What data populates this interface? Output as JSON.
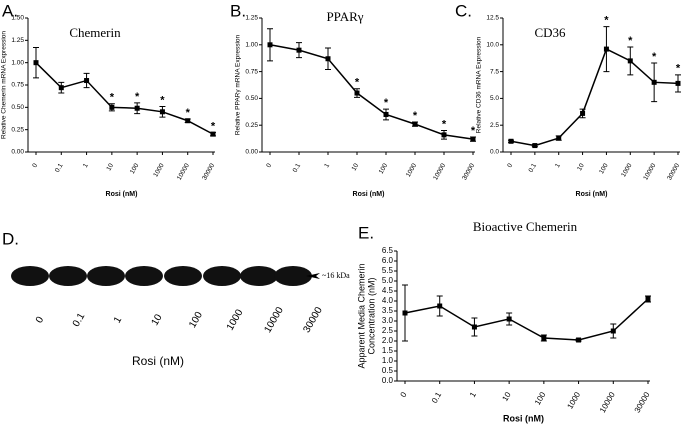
{
  "chart_data": [
    {
      "type": "line",
      "panel_label": "A.",
      "title": "Chemerin",
      "xlabel": "Rosi (nM)",
      "ylabel": [
        "Relative Chemerin mRNA Expression"
      ],
      "categories": [
        "0",
        "0.1",
        "1",
        "10",
        "100",
        "1000",
        "10000",
        "30000"
      ],
      "series": [
        {
          "color": "#000000",
          "values": [
            1.0,
            0.72,
            0.8,
            0.5,
            0.49,
            0.45,
            0.35,
            0.2
          ],
          "errors": [
            0.17,
            0.06,
            0.08,
            0.04,
            0.06,
            0.06,
            0.02,
            0.02
          ],
          "markers": [
            null,
            null,
            null,
            "*",
            "*",
            "*",
            "*",
            "*"
          ]
        }
      ],
      "ylim": [
        0,
        1.5
      ],
      "yticks": [
        {
          "value": 0,
          "label": "0.00"
        },
        {
          "value": 0.25,
          "label": "0.25"
        },
        {
          "value": 0.5,
          "label": "0.50"
        },
        {
          "value": 0.75,
          "label": "0.75"
        },
        {
          "value": 1,
          "label": "1.00"
        },
        {
          "value": 1.25,
          "label": "1.25"
        },
        {
          "value": 1.5,
          "label": "1.50"
        }
      ]
    },
    {
      "type": "line",
      "panel_label": "B.",
      "title": "PPARγ",
      "xlabel": "Rosi (nM)",
      "ylabel": [
        "Relative PPARγ mRNA Expression"
      ],
      "categories": [
        "0",
        "0.1",
        "1",
        "10",
        "100",
        "1000",
        "10000",
        "30000"
      ],
      "series": [
        {
          "color": "#000000",
          "values": [
            1.0,
            0.95,
            0.87,
            0.55,
            0.35,
            0.26,
            0.16,
            0.12
          ],
          "errors": [
            0.15,
            0.07,
            0.1,
            0.04,
            0.05,
            0.02,
            0.04,
            0.02
          ],
          "markers": [
            null,
            null,
            null,
            "*",
            "*",
            "*",
            "*",
            "*"
          ]
        }
      ],
      "ylim": [
        0,
        1.25
      ],
      "yticks": [
        {
          "value": 0,
          "label": "0.00"
        },
        {
          "value": 0.25,
          "label": "0.25"
        },
        {
          "value": 0.5,
          "label": "0.50"
        },
        {
          "value": 0.75,
          "label": "0.75"
        },
        {
          "value": 1,
          "label": "1.00"
        },
        {
          "value": 1.25,
          "label": "1.25"
        }
      ]
    },
    {
      "type": "line",
      "panel_label": "C.",
      "title": "CD36",
      "xlabel": "Rosi (nM)",
      "ylabel": [
        "Relative CD36 mRNA Expression"
      ],
      "categories": [
        "0",
        "0.1",
        "1",
        "10",
        "100",
        "1000",
        "10000",
        "30000"
      ],
      "series": [
        {
          "color": "#000000",
          "values": [
            1.0,
            0.6,
            1.3,
            3.6,
            9.6,
            8.5,
            6.5,
            6.4
          ],
          "errors": [
            0.1,
            0.1,
            0.2,
            0.4,
            2.1,
            1.3,
            1.8,
            0.8
          ],
          "markers": [
            null,
            null,
            null,
            null,
            "*",
            "*",
            "*",
            "*"
          ]
        }
      ],
      "ylim": [
        0,
        12.5
      ],
      "yticks": [
        {
          "value": 0,
          "label": "0.0"
        },
        {
          "value": 2.5,
          "label": "2.5"
        },
        {
          "value": 5,
          "label": "5.0"
        },
        {
          "value": 7.5,
          "label": "7.5"
        },
        {
          "value": 10,
          "label": "10.0"
        },
        {
          "value": 12.5,
          "label": "12.5"
        }
      ]
    },
    {
      "type": "line",
      "panel_label": "E.",
      "title": "Bioactive Chemerin",
      "xlabel": "Rosi (nM)",
      "ylabel": [
        "Apparent Media Chemerin",
        "Concentration (nM)"
      ],
      "categories": [
        "0",
        "0.1",
        "1",
        "10",
        "100",
        "1000",
        "10000",
        "30000"
      ],
      "series": [
        {
          "color": "#000000",
          "values": [
            3.4,
            3.75,
            2.7,
            3.1,
            2.15,
            2.05,
            2.5,
            4.1
          ],
          "errors": [
            1.4,
            0.5,
            0.45,
            0.3,
            0.15,
            0.05,
            0.35,
            0.15
          ]
        }
      ],
      "ylim": [
        0,
        6.5
      ],
      "yticks": [
        {
          "value": 0,
          "label": "0.0"
        },
        {
          "value": 0.5,
          "label": "0.5"
        },
        {
          "value": 1,
          "label": "1.0"
        },
        {
          "value": 1.5,
          "label": "1.5"
        },
        {
          "value": 2,
          "label": "2.0"
        },
        {
          "value": 2.5,
          "label": "2.5"
        },
        {
          "value": 3,
          "label": "3.0"
        },
        {
          "value": 3.5,
          "label": "3.5"
        },
        {
          "value": 4,
          "label": "4.0"
        },
        {
          "value": 4.5,
          "label": "4.5"
        },
        {
          "value": 5,
          "label": "5.0"
        },
        {
          "value": 5.5,
          "label": "5.5"
        },
        {
          "value": 6,
          "label": "6.0"
        },
        {
          "value": 6.5,
          "label": "6.5"
        }
      ]
    }
  ],
  "blot": {
    "panel_label": "D.",
    "marker": "~16 kDa",
    "xlabel": "Rosi (nM)",
    "lanes": [
      "0",
      "0.1",
      "1",
      "10",
      "100",
      "1000",
      "10000",
      "30000"
    ]
  }
}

=======

→ TO DO: Go through the material above and retype every line exactly, without the images.

→ REPLY TO THE TASK:
What data populates this interface? Output as JSON.
{
  "chart_data": [
    {
      "type": "line",
      "panel_label": "A.",
      "title": "Chemerin",
      "xlabel": "Rosi (nM)",
      "ylabel": [
        "Relative Chemerin mRNA Expression"
      ],
      "categories": [
        "0",
        "0.1",
        "1",
        "10",
        "100",
        "1000",
        "10000",
        "30000"
      ],
      "series": [
        {
          "color": "#000000",
          "values": [
            1.0,
            0.72,
            0.8,
            0.5,
            0.49,
            0.45,
            0.35,
            0.2
          ],
          "errors": [
            0.17,
            0.06,
            0.08,
            0.04,
            0.06,
            0.06,
            0.02,
            0.02
          ],
          "markers": [
            null,
            null,
            null,
            "*",
            "*",
            "*",
            "*",
            "*"
          ]
        }
      ],
      "ylim": [
        0,
        1.5
      ],
      "yticks": [
        {
          "value": 0,
          "label": "0.00"
        },
        {
          "value": 0.25,
          "label": "0.25"
        },
        {
          "value": 0.5,
          "label": "0.50"
        },
        {
          "value": 0.75,
          "label": "0.75"
        },
        {
          "value": 1,
          "label": "1.00"
        },
        {
          "value": 1.25,
          "label": "1.25"
        },
        {
          "value": 1.5,
          "label": "1.50"
        }
      ]
    },
    {
      "type": "line",
      "panel_label": "B.",
      "title": "PPARγ",
      "xlabel": "Rosi (nM)",
      "ylabel": [
        "Relative PPARγ mRNA Expression"
      ],
      "categories": [
        "0",
        "0.1",
        "1",
        "10",
        "100",
        "1000",
        "10000",
        "30000"
      ],
      "series": [
        {
          "color": "#000000",
          "values": [
            1.0,
            0.95,
            0.87,
            0.55,
            0.35,
            0.26,
            0.16,
            0.12
          ],
          "errors": [
            0.15,
            0.07,
            0.1,
            0.04,
            0.05,
            0.02,
            0.04,
            0.02
          ],
          "markers": [
            null,
            null,
            null,
            "*",
            "*",
            "*",
            "*",
            "*"
          ]
        }
      ],
      "ylim": [
        0,
        1.25
      ],
      "yticks": [
        {
          "value": 0,
          "label": "0.00"
        },
        {
          "value": 0.25,
          "label": "0.25"
        },
        {
          "value": 0.5,
          "label": "0.50"
        },
        {
          "value": 0.75,
          "label": "0.75"
        },
        {
          "value": 1,
          "label": "1.00"
        },
        {
          "value": 1.25,
          "label": "1.25"
        }
      ]
    },
    {
      "type": "line",
      "panel_label": "C.",
      "title": "CD36",
      "xlabel": "Rosi (nM)",
      "ylabel": [
        "Relative CD36 mRNA Expression"
      ],
      "categories": [
        "0",
        "0.1",
        "1",
        "10",
        "100",
        "1000",
        "10000",
        "30000"
      ],
      "series": [
        {
          "color": "#000000",
          "values": [
            1.0,
            0.6,
            1.3,
            3.6,
            9.6,
            8.5,
            6.5,
            6.4
          ],
          "errors": [
            0.1,
            0.1,
            0.2,
            0.4,
            2.1,
            1.3,
            1.8,
            0.8
          ],
          "markers": [
            null,
            null,
            null,
            null,
            "*",
            "*",
            "*",
            "*"
          ]
        }
      ],
      "ylim": [
        0,
        12.5
      ],
      "yticks": [
        {
          "value": 0,
          "label": "0.0"
        },
        {
          "value": 2.5,
          "label": "2.5"
        },
        {
          "value": 5,
          "label": "5.0"
        },
        {
          "value": 7.5,
          "label": "7.5"
        },
        {
          "value": 10,
          "label": "10.0"
        },
        {
          "value": 12.5,
          "label": "12.5"
        }
      ]
    },
    {
      "type": "line",
      "panel_label": "E.",
      "title": "Bioactive Chemerin",
      "xlabel": "Rosi (nM)",
      "ylabel": [
        "Apparent Media Chemerin",
        "Concentration (nM)"
      ],
      "categories": [
        "0",
        "0.1",
        "1",
        "10",
        "100",
        "1000",
        "10000",
        "30000"
      ],
      "series": [
        {
          "color": "#000000",
          "values": [
            3.4,
            3.75,
            2.7,
            3.1,
            2.15,
            2.05,
            2.5,
            4.1
          ],
          "errors": [
            1.4,
            0.5,
            0.45,
            0.3,
            0.15,
            0.05,
            0.35,
            0.15
          ]
        }
      ],
      "ylim": [
        0,
        6.5
      ],
      "yticks": [
        {
          "value": 0,
          "label": "0.0"
        },
        {
          "value": 0.5,
          "label": "0.5"
        },
        {
          "value": 1,
          "label": "1.0"
        },
        {
          "value": 1.5,
          "label": "1.5"
        },
        {
          "value": 2,
          "label": "2.0"
        },
        {
          "value": 2.5,
          "label": "2.5"
        },
        {
          "value": 3,
          "label": "3.0"
        },
        {
          "value": 3.5,
          "label": "3.5"
        },
        {
          "value": 4,
          "label": "4.0"
        },
        {
          "value": 4.5,
          "label": "4.5"
        },
        {
          "value": 5,
          "label": "5.0"
        },
        {
          "value": 5.5,
          "label": "5.5"
        },
        {
          "value": 6,
          "label": "6.0"
        },
        {
          "value": 6.5,
          "label": "6.5"
        }
      ]
    }
  ],
  "blot": {
    "panel_label": "D.",
    "marker": "~16 kDa",
    "xlabel": "Rosi (nM)",
    "lanes": [
      "0",
      "0.1",
      "1",
      "10",
      "100",
      "1000",
      "10000",
      "30000"
    ]
  }
}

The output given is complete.